(What this task involves) Count every line that holds the string "chevron", then give that number alone.

(Given data)
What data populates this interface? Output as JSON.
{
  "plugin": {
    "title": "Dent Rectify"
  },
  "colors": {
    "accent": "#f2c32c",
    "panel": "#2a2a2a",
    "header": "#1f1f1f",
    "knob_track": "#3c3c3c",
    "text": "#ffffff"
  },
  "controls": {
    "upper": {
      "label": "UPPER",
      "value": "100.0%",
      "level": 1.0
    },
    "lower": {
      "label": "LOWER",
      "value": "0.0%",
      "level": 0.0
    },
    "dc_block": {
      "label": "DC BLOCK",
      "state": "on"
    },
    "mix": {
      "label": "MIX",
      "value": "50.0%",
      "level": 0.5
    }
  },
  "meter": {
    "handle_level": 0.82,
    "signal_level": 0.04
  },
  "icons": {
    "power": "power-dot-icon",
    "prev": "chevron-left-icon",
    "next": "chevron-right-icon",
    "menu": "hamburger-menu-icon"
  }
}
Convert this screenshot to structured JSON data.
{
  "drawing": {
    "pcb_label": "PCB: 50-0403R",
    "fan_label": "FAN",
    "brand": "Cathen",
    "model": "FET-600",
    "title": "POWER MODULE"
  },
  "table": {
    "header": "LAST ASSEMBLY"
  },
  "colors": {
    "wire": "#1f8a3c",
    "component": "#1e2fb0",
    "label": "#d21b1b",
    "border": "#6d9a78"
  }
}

(Reply to the task) 2